• Required work: In the records below, find each line with the word "this" and copy it.

Entries with figure data

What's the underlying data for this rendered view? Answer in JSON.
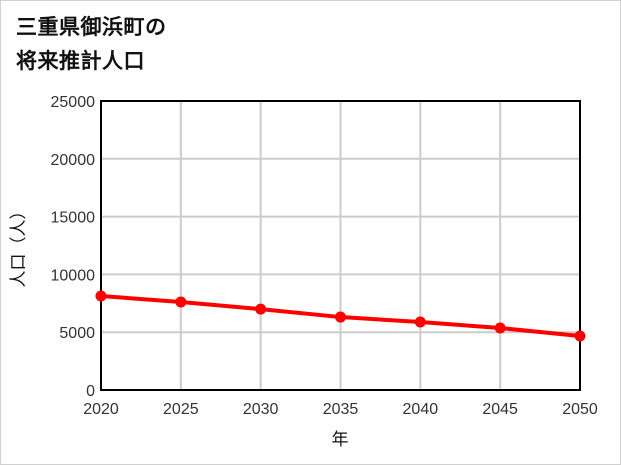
{
  "title": {
    "line1": "三重県御浜町の",
    "line2": "将来推計人口"
  },
  "chart_data": {
    "type": "line",
    "title": "三重県御浜町の将来推計人口",
    "xlabel": "年",
    "ylabel": "人口（人）",
    "x": [
      2020,
      2025,
      2030,
      2035,
      2040,
      2045,
      2050
    ],
    "series": [
      {
        "name": "人口",
        "color": "#ff0000",
        "values": [
          8130,
          7610,
          7000,
          6310,
          5880,
          5360,
          4670
        ]
      }
    ],
    "xlim": [
      2020,
      2050
    ],
    "ylim": [
      0,
      25000
    ],
    "yticks": [
      0,
      5000,
      10000,
      15000,
      20000,
      25000
    ],
    "xticks": [
      2020,
      2025,
      2030,
      2035,
      2040,
      2045,
      2050
    ],
    "grid": true,
    "legend": null
  },
  "axes": {
    "x_label": "年",
    "y_label": "人口（人）",
    "y_tick_labels": [
      "25000",
      "20000",
      "15000",
      "10000",
      "5000",
      "0"
    ],
    "x_tick_labels": [
      "2020",
      "2025",
      "2030",
      "2035",
      "2040",
      "2045",
      "2050"
    ]
  },
  "colors": {
    "line": "#ff0000",
    "grid": "#cccccc",
    "frame": "#000000"
  }
}
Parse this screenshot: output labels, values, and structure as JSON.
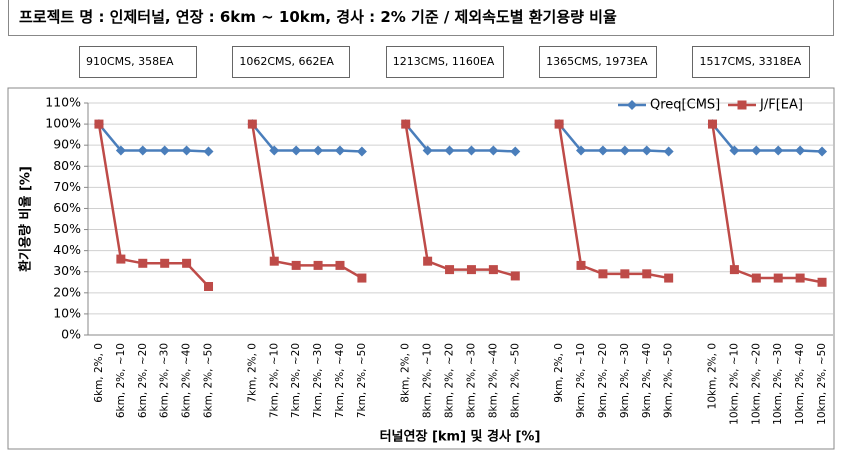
{
  "chart_data": {
    "type": "line",
    "title": "프로젝트 명 : 인제터널, 연장 : 6km ~ 10km, 경사 : 2% 기준 / 제외속도별 환기용량 비율",
    "annotations": [
      "910CMS, 358EA",
      "1062CMS, 662EA",
      "1213CMS, 1160EA",
      "1365CMS, 1973EA",
      "1517CMS, 3318EA"
    ],
    "y_label": "환기용량 비율 [%]",
    "x_label": "터널연장 [km] 및 경사 [%]",
    "categories": [
      "6km, 2%, 0",
      "6km, 2%, ~10",
      "6km, 2%, ~20",
      "6km, 2%, ~30",
      "6km, 2%, ~40",
      "6km, 2%, ~50",
      null,
      "7km, 2%, 0",
      "7km, 2%, ~10",
      "7km, 2%, ~20",
      "7km, 2%, ~30",
      "7km, 2%, ~40",
      "7km, 2%, ~50",
      null,
      "8km, 2%, 0",
      "8km, 2%, ~10",
      "8km, 2%, ~20",
      "8km, 2%, ~30",
      "8km, 2%, ~40",
      "8km, 2%, ~50",
      null,
      "9km, 2%, 0",
      "9km, 2%, ~10",
      "9km, 2%, ~20",
      "9km, 2%, ~30",
      "9km, 2%, ~40",
      "9km, 2%, ~50",
      null,
      "10km, 2%, 0",
      "10km, 2%, ~10",
      "10km, 2%, ~20",
      "10km, 2%, ~30",
      "10km, 2%, ~40",
      "10km, 2%, ~50"
    ],
    "series": [
      {
        "name": "Qreq[CMS]",
        "color": "#4a7ebb",
        "marker": "diamond",
        "values": [
          100,
          87.5,
          87.5,
          87.5,
          87.5,
          87,
          null,
          100,
          87.5,
          87.5,
          87.5,
          87.5,
          87,
          null,
          100,
          87.5,
          87.5,
          87.5,
          87.5,
          87,
          null,
          100,
          87.5,
          87.5,
          87.5,
          87.5,
          87,
          null,
          100,
          87.5,
          87.5,
          87.5,
          87.5,
          87
        ]
      },
      {
        "name": "J/F[EA]",
        "color": "#be4b48",
        "marker": "square",
        "values": [
          100,
          36,
          34,
          34,
          34,
          23,
          null,
          100,
          35,
          33,
          33,
          33,
          27,
          null,
          100,
          35,
          31,
          31,
          31,
          28,
          null,
          100,
          33,
          29,
          29,
          29,
          27,
          null,
          100,
          31,
          27,
          27,
          27,
          25
        ]
      }
    ],
    "ylim": [
      0,
      110
    ],
    "yticks": [
      {
        "value": 0,
        "label": "0%"
      },
      {
        "value": 10,
        "label": "10%"
      },
      {
        "value": 20,
        "label": "20%"
      },
      {
        "value": 30,
        "label": "30%"
      },
      {
        "value": 40,
        "label": "40%"
      },
      {
        "value": 50,
        "label": "50%"
      },
      {
        "value": 60,
        "label": "60%"
      },
      {
        "value": 70,
        "label": "70%"
      },
      {
        "value": 80,
        "label": "80%"
      },
      {
        "value": 90,
        "label": "90%"
      },
      {
        "value": 100,
        "label": "100%"
      },
      {
        "value": 110,
        "label": "110%"
      }
    ],
    "grid": true,
    "legend": "top-right"
  }
}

• Exercise response:
What's the underlying data for this rendered view? Answer in JSON.
Parse this screenshot: output labels, values, and structure as JSON.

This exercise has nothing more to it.